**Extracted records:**
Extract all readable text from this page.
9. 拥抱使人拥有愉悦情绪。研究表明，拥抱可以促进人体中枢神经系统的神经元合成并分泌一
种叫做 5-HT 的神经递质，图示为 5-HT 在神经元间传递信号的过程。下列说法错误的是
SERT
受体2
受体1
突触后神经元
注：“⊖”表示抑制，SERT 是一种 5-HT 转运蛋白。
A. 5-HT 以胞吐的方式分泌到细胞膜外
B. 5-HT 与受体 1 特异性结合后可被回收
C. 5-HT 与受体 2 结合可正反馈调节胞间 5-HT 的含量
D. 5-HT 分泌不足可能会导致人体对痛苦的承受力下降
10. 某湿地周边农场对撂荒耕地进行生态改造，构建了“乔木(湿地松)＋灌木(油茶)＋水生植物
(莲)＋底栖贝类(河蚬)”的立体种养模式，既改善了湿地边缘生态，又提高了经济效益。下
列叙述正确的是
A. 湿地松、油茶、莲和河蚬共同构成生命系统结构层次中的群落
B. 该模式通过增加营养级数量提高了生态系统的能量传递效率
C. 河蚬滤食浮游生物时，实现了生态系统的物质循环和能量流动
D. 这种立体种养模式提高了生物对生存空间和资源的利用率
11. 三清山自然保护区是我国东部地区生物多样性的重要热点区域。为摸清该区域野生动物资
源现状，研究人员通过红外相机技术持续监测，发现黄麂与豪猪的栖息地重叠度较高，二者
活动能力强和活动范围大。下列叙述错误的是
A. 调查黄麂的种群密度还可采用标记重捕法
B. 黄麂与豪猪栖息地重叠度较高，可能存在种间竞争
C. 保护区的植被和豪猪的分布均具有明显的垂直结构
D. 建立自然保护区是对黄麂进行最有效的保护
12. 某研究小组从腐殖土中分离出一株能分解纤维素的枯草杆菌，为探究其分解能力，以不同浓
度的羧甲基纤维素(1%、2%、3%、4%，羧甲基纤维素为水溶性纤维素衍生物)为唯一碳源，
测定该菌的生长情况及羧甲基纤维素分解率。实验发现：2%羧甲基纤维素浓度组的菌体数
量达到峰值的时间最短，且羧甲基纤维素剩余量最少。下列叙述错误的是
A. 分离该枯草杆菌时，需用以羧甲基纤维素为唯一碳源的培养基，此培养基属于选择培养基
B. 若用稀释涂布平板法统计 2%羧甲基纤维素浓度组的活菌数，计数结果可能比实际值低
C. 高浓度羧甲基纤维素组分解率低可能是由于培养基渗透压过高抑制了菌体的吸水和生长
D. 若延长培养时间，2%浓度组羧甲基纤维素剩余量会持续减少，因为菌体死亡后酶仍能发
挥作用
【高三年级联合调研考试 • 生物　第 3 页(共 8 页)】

**Set problem:** Repeat the records exactly, including every line.

**Task result:**
Extract all readable text from this page.
9. 拥抱使人拥有愉悦情绪。研究表明，拥抱可以促进人体中枢神经系统的神经元合成并分泌一
种叫做 5-HT 的神经递质，图示为 5-HT 在神经元间传递信号的过程。下列说法错误的是
SERT
受体2
受体1
突触后神经元
注：“⊖”表示抑制，SERT 是一种 5-HT 转运蛋白。
A. 5-HT 以胞吐的方式分泌到细胞膜外
B. 5-HT 与受体 1 特异性结合后可被回收
C. 5-HT 与受体 2 结合可正反馈调节胞间 5-HT 的含量
D. 5-HT 分泌不足可能会导致人体对痛苦的承受力下降
10. 某湿地周边农场对撂荒耕地进行生态改造，构建了“乔木(湿地松)＋灌木(油茶)＋水生植物
(莲)＋底栖贝类(河蚬)”的立体种养模式，既改善了湿地边缘生态，又提高了经济效益。下
列叙述正确的是
A. 湿地松、油茶、莲和河蚬共同构成生命系统结构层次中的群落
B. 该模式通过增加营养级数量提高了生态系统的能量传递效率
C. 河蚬滤食浮游生物时，实现了生态系统的物质循环和能量流动
D. 这种立体种养模式提高了生物对生存空间和资源的利用率
11. 三清山自然保护区是我国东部地区生物多样性的重要热点区域。为摸清该区域野生动物资
源现状，研究人员通过红外相机技术持续监测，发现黄麂与豪猪的栖息地重叠度较高，二者
活动能力强和活动范围大。下列叙述错误的是
A. 调查黄麂的种群密度还可采用标记重捕法
B. 黄麂与豪猪栖息地重叠度较高，可能存在种间竞争
C. 保护区的植被和豪猪的分布均具有明显的垂直结构
D. 建立自然保护区是对黄麂进行最有效的保护
12. 某研究小组从腐殖土中分离出一株能分解纤维素的枯草杆菌，为探究其分解能力，以不同浓
度的羧甲基纤维素(1%、2%、3%、4%，羧甲基纤维素为水溶性纤维素衍生物)为唯一碳源，
测定该菌的生长情况及羧甲基纤维素分解率。实验发现：2%羧甲基纤维素浓度组的菌体数
量达到峰值的时间最短，且羧甲基纤维素剩余量最少。下列叙述错误的是
A. 分离该枯草杆菌时，需用以羧甲基纤维素为唯一碳源的培养基，此培养基属于选择培养基
B. 若用稀释涂布平板法统计 2%羧甲基纤维素浓度组的活菌数，计数结果可能比实际值低
C. 高浓度羧甲基纤维素组分解率低可能是由于培养基渗透压过高抑制了菌体的吸水和生长
D. 若延长培养时间，2%浓度组羧甲基纤维素剩余量会持续减少，因为菌体死亡后酶仍能发
挥作用
【高三年级联合调研考试 • 生物　第 3 页(共 8 页)】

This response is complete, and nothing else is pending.